Après Kashoggi, El-Assir se met au service du Sheikh Ali Ben Moussalem, un proche de la famille royale saoudienne, dont le nom est régulièrement cité dans l’affaire Karachi. Proche des milieux djihadistes, au moment du 11 septembre 2001 et de l’attentat contre les employés de la DCN à Karachi, le 8 mai 2002, les circonstances exactes du décès de Ben Moussalem (à priori, en 2004 à Genève) n’ont pas encore été éclaircies.

En 1984, je me sépare commercialement de Adnan Khashoggi. A cette même époque, j’ai été contacté par Sheikh Ali Ben Moussalem. C’était un des proches du Roi Fahd, sans avoir de titre particulier. Il m’a proposé de travailler avec lui comme intermédiaire pour divers contrats avec l’Arabie Saoudite et ses partenaires commerciaux. Concrètement, il s’agissait d’un travail d’apporteur d’affaires ou d’intermédiaire rémunéré à la commission.

▶ _Données d'entrée_
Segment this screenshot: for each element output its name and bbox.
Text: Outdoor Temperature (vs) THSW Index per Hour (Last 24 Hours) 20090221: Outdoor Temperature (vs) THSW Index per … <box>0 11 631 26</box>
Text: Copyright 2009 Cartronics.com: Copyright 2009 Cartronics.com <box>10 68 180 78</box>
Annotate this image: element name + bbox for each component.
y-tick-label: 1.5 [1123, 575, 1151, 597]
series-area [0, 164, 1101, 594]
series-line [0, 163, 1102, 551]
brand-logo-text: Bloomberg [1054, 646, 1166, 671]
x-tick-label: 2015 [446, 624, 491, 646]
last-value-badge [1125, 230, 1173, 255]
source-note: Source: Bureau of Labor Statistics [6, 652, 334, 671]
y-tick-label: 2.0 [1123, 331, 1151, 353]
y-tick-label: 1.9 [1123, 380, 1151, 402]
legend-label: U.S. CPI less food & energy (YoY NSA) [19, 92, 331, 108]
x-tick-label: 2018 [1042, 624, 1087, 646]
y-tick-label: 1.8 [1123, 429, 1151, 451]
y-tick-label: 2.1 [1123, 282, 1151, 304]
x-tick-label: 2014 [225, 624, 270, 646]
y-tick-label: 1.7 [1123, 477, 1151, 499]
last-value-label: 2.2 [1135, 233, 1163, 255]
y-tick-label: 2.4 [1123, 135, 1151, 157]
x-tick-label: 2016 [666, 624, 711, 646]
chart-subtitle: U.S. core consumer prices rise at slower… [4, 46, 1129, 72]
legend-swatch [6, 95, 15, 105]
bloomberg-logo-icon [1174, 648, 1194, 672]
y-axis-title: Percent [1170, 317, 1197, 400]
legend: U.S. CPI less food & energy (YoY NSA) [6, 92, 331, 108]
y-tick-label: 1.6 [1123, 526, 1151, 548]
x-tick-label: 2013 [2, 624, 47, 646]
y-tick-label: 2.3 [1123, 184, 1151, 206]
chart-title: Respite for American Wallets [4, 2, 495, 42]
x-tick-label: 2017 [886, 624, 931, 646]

▶ _Consignes de l'exercice_
- 1) Citez fidèlement le passage de l'extrait sur El-Assir, de « Après Kashoggi, El-Assir » à « encore été éclaircies. ».
- 2) Poursuivez l'extrait sur El-Assir à la suite de sa dernière phrase.

▶ _Résultats de l'exercice_
- 1)
Après Kashoggi, El-Assir se met au service du Sheikh Ali Ben Moussalem, un proche de la famille royale saoudienne, dont le nom est régulièrement cité dans l’affaire Karachi. Proche des milieux djihadistes, au moment du 11 septembre 2001 et de l’attentat contre les employés de la DCN à Karachi, le 8 mai 2002, les circonstances exactes du décès de Ben Moussalem (à priori, en 2004 à Genève) n’ont pas encore été éclaircies.

- 2)
La condition qui était exigée de moi était de rompre tout lien avec Adnan Khashoggi, ce qui au demeurant était déjà le cas en ce qui me concerne. Nous commençons à travailler ensemble sur diverses opérations, chacun pour notre propre compte, via des sociétés créées spécifiquement pour ces opérations. Dans l’intervalle, Sheikh Ali Ben Moussalem devient conseiller du Roi Fahd avec le rang de ministre.